Records about charts and figures
────────────────

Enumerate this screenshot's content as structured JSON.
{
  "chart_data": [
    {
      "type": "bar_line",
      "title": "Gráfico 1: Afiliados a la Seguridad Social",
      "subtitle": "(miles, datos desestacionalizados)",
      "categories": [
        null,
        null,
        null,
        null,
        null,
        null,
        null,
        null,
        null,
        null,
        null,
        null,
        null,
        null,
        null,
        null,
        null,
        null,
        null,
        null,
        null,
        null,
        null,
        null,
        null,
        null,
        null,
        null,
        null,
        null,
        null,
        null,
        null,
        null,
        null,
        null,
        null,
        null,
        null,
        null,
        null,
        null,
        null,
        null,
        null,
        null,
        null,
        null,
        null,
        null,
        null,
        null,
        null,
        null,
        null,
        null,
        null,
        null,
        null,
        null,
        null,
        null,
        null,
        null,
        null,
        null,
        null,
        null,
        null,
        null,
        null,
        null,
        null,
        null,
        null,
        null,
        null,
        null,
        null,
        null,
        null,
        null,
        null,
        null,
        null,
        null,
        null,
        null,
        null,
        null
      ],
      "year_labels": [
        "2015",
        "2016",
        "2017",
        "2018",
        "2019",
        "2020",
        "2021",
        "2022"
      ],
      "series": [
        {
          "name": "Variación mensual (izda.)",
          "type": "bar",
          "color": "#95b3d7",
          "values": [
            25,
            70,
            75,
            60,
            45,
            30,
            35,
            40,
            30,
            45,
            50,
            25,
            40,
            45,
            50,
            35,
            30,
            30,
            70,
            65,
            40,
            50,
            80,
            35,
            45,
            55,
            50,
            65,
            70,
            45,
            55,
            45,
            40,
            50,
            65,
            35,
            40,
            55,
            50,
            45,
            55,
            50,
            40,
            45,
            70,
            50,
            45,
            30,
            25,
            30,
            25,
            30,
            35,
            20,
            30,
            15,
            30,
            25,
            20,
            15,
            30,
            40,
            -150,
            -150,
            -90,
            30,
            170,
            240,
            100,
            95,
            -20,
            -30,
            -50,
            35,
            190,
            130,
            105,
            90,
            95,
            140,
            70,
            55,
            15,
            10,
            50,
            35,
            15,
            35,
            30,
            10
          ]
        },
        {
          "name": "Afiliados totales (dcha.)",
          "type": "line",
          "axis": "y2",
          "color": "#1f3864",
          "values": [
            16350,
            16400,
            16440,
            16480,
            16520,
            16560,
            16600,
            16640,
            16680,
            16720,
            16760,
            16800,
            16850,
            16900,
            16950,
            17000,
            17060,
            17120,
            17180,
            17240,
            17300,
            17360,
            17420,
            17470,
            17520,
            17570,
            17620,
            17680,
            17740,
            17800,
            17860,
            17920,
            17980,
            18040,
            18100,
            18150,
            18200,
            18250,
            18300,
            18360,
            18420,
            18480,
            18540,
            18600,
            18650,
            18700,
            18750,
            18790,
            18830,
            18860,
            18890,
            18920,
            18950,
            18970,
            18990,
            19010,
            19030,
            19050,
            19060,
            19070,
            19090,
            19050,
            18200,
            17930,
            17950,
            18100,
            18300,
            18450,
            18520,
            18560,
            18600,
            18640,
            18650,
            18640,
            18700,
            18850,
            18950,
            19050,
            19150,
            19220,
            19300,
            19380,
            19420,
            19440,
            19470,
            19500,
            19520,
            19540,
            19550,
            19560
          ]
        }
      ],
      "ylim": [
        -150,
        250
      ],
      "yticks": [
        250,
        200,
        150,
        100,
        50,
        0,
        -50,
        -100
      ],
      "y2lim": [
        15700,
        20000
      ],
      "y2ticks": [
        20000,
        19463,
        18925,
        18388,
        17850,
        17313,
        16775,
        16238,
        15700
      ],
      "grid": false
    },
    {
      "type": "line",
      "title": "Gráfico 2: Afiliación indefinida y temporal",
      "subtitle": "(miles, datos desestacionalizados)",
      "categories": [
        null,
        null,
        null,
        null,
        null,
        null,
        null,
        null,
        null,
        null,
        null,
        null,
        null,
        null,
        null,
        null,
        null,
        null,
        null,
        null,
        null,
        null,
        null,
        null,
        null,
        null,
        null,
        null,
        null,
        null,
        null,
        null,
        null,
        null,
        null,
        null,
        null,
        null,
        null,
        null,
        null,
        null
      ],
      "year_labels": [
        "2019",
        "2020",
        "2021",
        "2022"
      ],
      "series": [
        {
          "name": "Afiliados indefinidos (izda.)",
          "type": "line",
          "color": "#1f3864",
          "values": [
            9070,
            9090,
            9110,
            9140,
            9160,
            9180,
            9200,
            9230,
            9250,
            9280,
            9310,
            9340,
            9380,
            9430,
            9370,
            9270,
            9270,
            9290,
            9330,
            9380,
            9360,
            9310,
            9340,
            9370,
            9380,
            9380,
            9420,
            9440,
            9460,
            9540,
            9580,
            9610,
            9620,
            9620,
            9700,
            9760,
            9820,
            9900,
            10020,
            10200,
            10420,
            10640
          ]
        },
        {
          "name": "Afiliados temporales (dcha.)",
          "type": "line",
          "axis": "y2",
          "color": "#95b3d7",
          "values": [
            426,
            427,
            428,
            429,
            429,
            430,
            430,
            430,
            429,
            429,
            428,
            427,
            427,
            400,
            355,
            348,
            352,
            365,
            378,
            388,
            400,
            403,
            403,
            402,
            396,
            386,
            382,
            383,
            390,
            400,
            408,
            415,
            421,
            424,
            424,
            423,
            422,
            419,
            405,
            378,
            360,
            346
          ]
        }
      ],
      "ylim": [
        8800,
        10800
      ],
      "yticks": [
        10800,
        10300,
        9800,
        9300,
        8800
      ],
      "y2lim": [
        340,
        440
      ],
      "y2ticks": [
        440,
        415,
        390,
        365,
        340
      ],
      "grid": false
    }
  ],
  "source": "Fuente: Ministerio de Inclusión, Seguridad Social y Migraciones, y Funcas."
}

────────────────

What is the number of lines in the data holding the word "Seguridad"? Reply with that number only.

■ **Correct result**
2